**Qué se espera**
Por favor, reproduce sin ningún cambio las líneas de los registros, desde la primera hasta la que contiene "qty-line: 3.8 cm", ambas incluidas, y nada más.
----- Material proporcionado
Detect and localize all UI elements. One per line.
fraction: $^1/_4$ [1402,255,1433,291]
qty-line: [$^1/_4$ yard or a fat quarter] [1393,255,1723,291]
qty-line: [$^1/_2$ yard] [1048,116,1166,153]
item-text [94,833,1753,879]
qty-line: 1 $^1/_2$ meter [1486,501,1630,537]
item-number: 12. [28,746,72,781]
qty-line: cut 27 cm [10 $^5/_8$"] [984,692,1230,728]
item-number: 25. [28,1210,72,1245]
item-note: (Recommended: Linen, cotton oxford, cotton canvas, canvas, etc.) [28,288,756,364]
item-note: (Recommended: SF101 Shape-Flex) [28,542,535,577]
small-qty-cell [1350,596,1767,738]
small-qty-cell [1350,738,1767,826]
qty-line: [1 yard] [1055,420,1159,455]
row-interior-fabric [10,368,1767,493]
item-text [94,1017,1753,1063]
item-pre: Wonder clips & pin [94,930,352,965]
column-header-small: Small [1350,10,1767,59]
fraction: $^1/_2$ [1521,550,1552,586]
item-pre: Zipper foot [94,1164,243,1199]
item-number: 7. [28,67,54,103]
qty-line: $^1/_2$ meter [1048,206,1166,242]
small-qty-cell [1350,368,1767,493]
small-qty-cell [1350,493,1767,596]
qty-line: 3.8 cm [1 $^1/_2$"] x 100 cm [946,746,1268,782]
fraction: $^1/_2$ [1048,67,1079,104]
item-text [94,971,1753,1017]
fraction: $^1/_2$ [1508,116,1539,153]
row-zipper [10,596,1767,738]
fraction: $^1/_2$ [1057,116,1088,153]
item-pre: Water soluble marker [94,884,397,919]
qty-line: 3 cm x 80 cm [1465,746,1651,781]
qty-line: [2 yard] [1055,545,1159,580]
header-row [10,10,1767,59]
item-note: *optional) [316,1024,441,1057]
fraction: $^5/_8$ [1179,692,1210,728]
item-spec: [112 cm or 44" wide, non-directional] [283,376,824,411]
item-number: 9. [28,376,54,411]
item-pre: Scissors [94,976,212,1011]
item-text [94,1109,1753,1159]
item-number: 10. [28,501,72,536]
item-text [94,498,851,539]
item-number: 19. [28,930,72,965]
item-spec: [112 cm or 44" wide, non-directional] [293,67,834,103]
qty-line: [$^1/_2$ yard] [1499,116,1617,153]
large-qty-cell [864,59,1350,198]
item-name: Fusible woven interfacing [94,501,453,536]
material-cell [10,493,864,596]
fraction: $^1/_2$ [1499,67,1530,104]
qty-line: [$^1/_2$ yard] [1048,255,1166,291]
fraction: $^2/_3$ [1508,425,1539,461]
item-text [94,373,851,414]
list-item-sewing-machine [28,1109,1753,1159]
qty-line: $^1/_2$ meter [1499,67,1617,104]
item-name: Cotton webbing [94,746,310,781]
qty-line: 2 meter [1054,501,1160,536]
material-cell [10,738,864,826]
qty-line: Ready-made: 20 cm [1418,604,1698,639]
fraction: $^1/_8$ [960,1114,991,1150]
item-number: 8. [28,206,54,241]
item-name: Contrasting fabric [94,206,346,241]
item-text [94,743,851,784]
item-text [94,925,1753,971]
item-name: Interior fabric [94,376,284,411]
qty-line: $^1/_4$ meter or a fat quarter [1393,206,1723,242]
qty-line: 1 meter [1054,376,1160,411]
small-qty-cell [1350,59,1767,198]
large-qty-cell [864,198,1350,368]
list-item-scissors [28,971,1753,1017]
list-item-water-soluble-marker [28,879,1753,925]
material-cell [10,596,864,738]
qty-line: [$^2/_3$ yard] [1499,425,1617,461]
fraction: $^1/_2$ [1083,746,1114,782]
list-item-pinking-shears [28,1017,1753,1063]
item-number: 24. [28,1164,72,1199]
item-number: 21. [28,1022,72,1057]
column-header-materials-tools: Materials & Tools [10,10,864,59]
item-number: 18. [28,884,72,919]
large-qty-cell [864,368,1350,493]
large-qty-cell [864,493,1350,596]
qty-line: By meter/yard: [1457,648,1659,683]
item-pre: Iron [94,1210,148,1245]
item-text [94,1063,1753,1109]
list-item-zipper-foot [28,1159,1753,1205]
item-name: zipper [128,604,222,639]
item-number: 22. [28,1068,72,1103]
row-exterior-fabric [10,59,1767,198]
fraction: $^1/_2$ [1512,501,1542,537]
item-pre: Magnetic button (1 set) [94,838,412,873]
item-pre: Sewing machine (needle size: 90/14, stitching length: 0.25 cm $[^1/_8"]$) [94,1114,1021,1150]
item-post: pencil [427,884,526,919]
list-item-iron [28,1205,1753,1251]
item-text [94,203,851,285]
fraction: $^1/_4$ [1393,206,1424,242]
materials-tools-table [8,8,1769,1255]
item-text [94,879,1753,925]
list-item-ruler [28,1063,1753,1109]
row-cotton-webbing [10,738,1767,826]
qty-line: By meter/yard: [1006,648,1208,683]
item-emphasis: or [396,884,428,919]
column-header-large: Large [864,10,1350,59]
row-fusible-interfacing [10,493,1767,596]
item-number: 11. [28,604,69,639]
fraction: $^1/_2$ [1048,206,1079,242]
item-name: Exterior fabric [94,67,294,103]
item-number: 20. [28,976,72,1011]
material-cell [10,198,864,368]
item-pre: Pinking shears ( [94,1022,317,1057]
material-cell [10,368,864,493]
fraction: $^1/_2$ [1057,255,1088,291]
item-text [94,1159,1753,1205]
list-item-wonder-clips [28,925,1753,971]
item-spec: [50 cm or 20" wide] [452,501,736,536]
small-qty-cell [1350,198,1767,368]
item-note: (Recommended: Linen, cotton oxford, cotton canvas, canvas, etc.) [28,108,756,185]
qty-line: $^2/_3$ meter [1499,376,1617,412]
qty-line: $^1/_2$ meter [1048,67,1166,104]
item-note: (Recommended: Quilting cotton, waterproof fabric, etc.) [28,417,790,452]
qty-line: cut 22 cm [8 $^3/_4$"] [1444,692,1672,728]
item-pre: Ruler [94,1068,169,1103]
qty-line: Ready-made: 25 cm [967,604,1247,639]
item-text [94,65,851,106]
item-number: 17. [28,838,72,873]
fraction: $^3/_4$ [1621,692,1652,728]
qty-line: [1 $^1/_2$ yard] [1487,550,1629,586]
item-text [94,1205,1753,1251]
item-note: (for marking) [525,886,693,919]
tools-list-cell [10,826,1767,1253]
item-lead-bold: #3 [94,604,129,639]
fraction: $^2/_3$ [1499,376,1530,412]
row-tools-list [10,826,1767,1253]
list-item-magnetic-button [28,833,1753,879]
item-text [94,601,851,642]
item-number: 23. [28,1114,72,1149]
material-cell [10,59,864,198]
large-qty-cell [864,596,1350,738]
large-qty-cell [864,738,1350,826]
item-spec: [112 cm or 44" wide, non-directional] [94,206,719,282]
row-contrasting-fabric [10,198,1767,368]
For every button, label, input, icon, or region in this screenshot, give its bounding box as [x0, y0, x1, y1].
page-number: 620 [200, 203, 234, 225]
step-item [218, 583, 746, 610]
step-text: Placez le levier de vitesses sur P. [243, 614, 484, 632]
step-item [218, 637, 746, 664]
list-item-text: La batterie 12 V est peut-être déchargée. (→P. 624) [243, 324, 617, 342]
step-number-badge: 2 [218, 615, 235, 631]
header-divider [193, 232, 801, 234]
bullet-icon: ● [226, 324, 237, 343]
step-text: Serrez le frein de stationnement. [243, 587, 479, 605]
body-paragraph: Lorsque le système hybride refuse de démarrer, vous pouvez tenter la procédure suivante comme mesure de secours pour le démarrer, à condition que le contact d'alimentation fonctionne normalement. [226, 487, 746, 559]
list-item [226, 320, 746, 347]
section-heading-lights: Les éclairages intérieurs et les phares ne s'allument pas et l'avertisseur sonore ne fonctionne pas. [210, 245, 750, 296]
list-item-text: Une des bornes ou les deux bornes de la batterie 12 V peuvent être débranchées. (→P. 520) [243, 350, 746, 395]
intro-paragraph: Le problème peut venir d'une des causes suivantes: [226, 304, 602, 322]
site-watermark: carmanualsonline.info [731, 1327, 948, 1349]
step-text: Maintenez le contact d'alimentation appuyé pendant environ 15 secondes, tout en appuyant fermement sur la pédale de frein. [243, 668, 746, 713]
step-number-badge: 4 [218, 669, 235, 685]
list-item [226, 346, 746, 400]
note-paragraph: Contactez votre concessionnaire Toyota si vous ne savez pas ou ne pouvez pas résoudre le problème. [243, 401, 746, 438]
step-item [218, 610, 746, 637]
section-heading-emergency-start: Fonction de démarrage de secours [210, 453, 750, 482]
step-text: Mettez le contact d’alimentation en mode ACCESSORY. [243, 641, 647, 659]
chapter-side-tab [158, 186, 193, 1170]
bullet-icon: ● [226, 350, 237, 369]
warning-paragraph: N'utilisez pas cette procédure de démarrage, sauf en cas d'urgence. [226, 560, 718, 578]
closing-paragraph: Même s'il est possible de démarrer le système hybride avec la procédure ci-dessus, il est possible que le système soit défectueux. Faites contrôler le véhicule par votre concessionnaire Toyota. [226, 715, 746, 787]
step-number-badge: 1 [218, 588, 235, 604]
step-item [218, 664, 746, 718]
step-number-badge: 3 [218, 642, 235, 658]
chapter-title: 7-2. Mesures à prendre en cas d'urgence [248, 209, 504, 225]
----------
**La respuesta**
Detect and localize all UI elements. One per line.
fraction: $^1/_4$ [1402,255,1433,291]
qty-line: [$^1/_4$ yard or a fat quarter] [1393,255,1723,291]
qty-line: [$^1/_2$ yard] [1048,116,1166,153]
item-text [94,833,1753,879]
qty-line: 1 $^1/_2$ meter [1486,501,1630,537]
item-number: 12. [28,746,72,781]
qty-line: cut 27 cm [10 $^5/_8$"] [984,692,1230,728]
item-number: 25. [28,1210,72,1245]
item-note: (Recommended: Linen, cotton oxford, cotton canvas, canvas, etc.) [28,288,756,364]
item-note: (Recommended: SF101 Shape-Flex) [28,542,535,577]
small-qty-cell [1350,596,1767,738]
small-qty-cell [1350,738,1767,826]
qty-line: [1 yard] [1055,420,1159,455]
row-interior-fabric [10,368,1767,493]
item-text [94,1017,1753,1063]
item-pre: Wonder clips & pin [94,930,352,965]
column-header-small: Small [1350,10,1767,59]
fraction: $^1/_2$ [1521,550,1552,586]
item-pre: Zipper foot [94,1164,243,1199]
item-number: 7. [28,67,54,103]
qty-line: $^1/_2$ meter [1048,206,1166,242]
small-qty-cell [1350,368,1767,493]
small-qty-cell [1350,493,1767,596]
qty-line: 3.8 cm [1 $^1/_2$"] x 100 cm [946,746,1268,782]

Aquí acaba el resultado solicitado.